§ Exercise: Compute how many lines in the entries below include the string "JSON". Only the number is wanted.

Figure dataset records:
________
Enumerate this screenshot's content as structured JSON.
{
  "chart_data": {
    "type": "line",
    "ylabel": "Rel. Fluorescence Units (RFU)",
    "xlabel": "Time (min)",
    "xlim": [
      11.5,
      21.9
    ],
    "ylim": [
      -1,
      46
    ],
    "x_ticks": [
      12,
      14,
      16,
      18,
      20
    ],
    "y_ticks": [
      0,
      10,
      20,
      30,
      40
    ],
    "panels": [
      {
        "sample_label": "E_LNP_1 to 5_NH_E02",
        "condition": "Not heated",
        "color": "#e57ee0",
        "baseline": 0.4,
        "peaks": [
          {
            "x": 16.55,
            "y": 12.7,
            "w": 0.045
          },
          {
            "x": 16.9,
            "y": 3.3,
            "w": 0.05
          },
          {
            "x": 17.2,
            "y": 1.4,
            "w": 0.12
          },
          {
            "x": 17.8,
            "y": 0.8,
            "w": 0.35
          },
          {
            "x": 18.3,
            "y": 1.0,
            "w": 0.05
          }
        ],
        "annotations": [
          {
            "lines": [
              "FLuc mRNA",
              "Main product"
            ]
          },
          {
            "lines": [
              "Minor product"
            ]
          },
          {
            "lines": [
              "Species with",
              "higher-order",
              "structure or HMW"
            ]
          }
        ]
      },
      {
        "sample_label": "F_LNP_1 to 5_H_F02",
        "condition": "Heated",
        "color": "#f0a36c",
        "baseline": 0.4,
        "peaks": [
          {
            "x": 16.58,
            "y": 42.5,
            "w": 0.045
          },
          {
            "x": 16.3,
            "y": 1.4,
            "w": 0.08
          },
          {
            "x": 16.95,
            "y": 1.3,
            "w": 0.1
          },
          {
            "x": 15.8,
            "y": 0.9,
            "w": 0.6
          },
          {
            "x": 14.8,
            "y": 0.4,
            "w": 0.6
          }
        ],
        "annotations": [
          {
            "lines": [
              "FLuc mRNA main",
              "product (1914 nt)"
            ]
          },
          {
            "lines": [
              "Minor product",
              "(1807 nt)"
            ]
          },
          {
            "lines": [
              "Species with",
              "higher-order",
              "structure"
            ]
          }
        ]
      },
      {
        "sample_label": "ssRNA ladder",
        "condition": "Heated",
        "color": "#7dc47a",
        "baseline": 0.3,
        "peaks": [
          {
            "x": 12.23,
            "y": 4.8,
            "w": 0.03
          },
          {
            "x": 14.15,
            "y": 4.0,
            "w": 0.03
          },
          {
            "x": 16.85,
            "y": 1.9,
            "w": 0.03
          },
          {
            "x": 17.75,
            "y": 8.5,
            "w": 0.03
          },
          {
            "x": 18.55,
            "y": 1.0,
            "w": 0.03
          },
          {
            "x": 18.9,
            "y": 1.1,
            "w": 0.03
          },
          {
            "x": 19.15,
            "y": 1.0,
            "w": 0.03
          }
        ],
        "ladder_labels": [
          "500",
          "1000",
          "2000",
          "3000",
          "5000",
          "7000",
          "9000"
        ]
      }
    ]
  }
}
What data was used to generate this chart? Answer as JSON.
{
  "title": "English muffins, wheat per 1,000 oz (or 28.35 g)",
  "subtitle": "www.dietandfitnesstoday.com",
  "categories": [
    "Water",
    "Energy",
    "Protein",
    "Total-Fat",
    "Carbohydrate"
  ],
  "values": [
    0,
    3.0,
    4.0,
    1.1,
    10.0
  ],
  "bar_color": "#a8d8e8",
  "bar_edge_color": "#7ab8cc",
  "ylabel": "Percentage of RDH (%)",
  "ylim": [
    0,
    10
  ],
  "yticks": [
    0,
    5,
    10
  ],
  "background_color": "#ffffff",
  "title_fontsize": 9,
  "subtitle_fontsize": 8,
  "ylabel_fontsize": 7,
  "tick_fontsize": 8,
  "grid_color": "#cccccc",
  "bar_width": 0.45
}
________
§ Result of this task: 2